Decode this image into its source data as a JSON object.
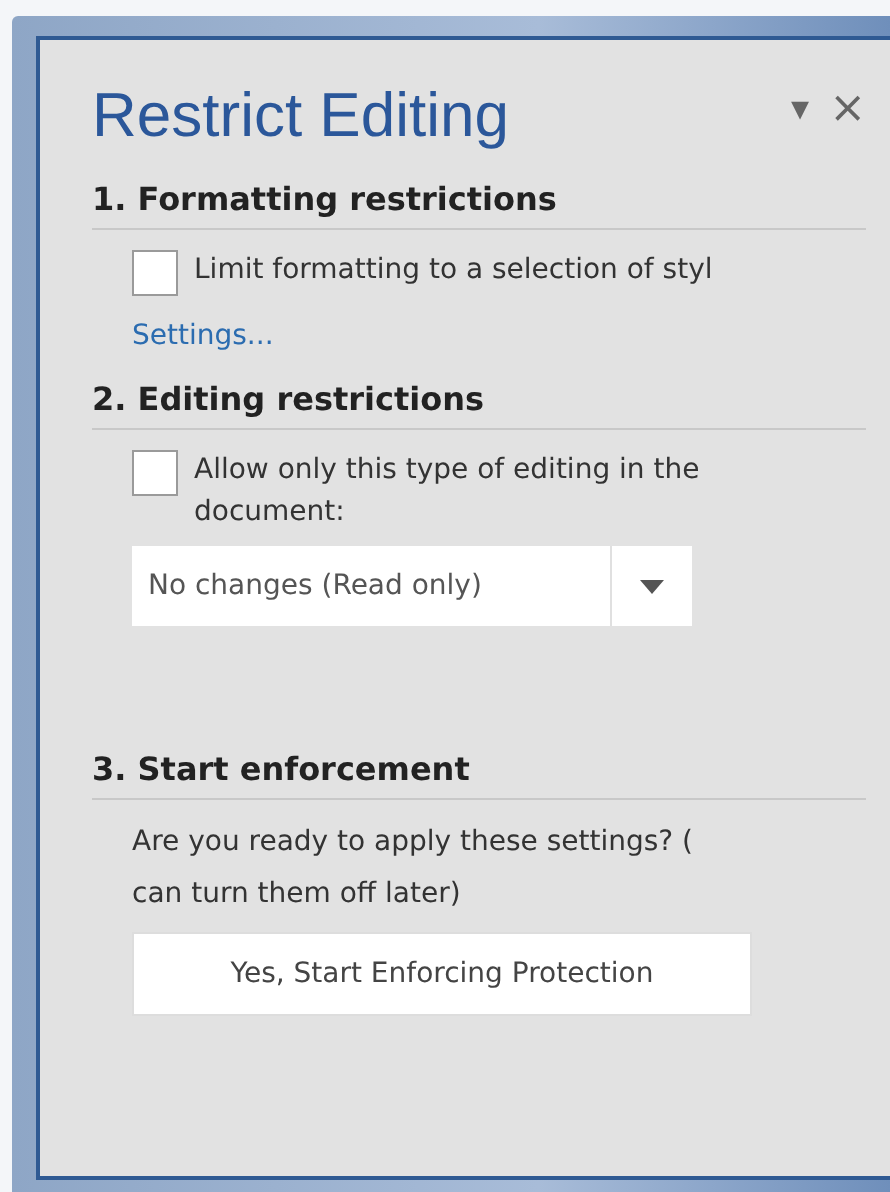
{
  "pane": {
    "title": "Restrict Editing",
    "menu_glyph": "▾",
    "close_glyph": "×"
  },
  "sections": [
    {
      "heading": "1. Formatting restrictions",
      "checkbox": {
        "label_lines": [
          "Limit formatting to a selection of styl"
        ],
        "checked": false
      },
      "link": "Settings..."
    },
    {
      "heading": "2. Editing restrictions",
      "checkbox": {
        "label_lines": [
          "Allow only this type of editing in the",
          "document:"
        ],
        "checked": false
      },
      "dropdown": {
        "value": "No changes (Read only)"
      }
    },
    {
      "heading": "3. Start enforcement",
      "text_lines": [
        "Are you ready to apply these settings? (",
        "can turn them off later)"
      ],
      "button": "Yes, Start Enforcing Protection"
    }
  ]
}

────────────────────

#### Exercise objective:
Transcribe all the lines above exactly, apart from the pictures.

#### Task result:
Decode this image into its source data as a JSON object.
{
  "pane": {
    "title": "Restrict Editing",
    "menu_glyph": "▾",
    "close_glyph": "×"
  },
  "sections": [
    {
      "heading": "1. Formatting restrictions",
      "checkbox": {
        "label_lines": [
          "Limit formatting to a selection of styl"
        ],
        "checked": false
      },
      "link": "Settings..."
    },
    {
      "heading": "2. Editing restrictions",
      "checkbox": {
        "label_lines": [
          "Allow only this type of editing in the",
          "document:"
        ],
        "checked": false
      },
      "dropdown": {
        "value": "No changes (Read only)"
      }
    },
    {
      "heading": "3. Start enforcement",
      "text_lines": [
        "Are you ready to apply these settings? (",
        "can turn them off later)"
      ],
      "button": "Yes, Start Enforcing Protection"
    }
  ]
}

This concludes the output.